> [Stored data]:
>>>

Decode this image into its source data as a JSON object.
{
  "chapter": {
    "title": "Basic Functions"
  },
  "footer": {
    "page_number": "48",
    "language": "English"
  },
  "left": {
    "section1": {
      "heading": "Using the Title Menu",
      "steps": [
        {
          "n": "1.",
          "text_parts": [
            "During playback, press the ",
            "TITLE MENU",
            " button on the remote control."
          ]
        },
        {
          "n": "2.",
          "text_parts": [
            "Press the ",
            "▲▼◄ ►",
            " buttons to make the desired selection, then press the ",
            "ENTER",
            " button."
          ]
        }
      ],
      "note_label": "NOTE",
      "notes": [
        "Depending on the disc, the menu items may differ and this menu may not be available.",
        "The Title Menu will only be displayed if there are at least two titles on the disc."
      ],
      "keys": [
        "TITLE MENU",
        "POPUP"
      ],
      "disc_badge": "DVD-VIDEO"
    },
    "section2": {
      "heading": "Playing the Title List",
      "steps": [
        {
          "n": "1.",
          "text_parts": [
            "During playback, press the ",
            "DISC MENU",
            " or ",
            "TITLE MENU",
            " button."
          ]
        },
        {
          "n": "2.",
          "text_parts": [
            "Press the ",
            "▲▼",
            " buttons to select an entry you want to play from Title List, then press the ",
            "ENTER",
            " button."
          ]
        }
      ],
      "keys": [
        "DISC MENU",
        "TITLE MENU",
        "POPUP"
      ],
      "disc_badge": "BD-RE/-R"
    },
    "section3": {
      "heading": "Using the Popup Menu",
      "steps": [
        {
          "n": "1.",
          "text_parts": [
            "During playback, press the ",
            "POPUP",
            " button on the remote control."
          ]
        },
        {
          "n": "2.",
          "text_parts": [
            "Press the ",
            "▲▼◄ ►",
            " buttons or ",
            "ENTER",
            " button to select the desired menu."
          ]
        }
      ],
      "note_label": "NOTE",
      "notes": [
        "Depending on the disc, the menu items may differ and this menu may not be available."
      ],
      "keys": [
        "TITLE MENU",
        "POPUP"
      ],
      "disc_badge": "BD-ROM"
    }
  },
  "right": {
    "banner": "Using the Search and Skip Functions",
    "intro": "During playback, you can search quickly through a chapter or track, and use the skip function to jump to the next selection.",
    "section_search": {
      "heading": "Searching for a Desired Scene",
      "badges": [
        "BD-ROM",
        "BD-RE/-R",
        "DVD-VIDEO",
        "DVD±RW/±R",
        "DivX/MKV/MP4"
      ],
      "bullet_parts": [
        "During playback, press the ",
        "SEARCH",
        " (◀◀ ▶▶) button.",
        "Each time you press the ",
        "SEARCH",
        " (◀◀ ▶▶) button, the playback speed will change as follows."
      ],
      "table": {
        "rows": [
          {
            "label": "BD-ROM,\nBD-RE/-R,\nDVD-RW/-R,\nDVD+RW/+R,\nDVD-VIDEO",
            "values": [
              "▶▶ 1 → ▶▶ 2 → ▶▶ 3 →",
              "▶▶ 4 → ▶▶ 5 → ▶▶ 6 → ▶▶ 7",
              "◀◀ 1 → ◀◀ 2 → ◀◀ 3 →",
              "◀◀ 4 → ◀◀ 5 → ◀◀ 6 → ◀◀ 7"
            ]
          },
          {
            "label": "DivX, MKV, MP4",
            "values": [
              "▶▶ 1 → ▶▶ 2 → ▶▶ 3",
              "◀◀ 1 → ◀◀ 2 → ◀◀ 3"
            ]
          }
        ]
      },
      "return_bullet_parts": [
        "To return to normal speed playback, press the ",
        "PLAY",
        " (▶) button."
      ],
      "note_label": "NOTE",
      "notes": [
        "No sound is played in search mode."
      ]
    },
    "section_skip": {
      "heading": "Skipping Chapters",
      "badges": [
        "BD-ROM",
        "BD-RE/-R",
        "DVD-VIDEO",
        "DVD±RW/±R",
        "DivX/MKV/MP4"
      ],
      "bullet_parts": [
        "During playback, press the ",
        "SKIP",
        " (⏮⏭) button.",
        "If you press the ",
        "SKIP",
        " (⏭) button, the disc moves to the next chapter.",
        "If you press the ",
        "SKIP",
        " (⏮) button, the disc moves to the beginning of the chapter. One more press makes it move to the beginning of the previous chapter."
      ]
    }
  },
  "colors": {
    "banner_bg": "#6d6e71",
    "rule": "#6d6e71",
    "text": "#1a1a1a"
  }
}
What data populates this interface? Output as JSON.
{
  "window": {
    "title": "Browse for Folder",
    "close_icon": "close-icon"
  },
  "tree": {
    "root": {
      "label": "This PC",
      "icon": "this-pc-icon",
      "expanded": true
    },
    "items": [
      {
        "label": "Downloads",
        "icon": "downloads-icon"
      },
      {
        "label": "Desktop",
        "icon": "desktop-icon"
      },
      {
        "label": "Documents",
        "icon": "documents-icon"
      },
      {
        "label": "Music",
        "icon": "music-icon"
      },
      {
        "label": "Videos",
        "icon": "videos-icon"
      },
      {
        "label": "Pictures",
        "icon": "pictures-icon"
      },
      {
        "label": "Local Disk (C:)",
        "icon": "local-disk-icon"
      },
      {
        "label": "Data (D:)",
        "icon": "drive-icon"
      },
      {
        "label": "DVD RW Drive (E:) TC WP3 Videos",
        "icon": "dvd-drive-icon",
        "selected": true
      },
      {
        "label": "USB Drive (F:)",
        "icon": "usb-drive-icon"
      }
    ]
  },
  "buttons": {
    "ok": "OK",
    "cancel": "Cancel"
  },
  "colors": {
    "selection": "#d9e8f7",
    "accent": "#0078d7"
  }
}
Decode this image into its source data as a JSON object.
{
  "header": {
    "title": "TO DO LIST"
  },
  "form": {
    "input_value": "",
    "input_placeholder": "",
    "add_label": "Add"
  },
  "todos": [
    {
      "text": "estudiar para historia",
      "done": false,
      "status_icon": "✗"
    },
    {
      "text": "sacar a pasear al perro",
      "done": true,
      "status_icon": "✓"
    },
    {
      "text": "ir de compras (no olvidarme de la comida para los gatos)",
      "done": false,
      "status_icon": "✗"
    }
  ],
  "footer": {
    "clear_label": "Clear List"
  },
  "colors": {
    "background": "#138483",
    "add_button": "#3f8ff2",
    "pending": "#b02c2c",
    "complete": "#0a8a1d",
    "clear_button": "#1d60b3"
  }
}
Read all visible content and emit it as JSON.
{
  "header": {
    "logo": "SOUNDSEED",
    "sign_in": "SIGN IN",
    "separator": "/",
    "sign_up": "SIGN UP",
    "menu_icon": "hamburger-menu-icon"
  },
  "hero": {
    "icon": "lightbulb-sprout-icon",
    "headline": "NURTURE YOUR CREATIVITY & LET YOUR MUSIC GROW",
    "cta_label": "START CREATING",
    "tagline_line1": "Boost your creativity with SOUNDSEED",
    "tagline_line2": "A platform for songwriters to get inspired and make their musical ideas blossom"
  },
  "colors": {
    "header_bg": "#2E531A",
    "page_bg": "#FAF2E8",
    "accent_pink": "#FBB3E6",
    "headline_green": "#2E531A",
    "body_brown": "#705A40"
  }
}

<<<

> [EXERCISE REQUIREMENTS]: Which lines hold the word "speed"? Return all of them from the records above.

> [COMPLETE ANSWER]:
        " (◀◀ ▶▶) button, the playback speed will change as follows."
        "To return to normal speed playback, press the ",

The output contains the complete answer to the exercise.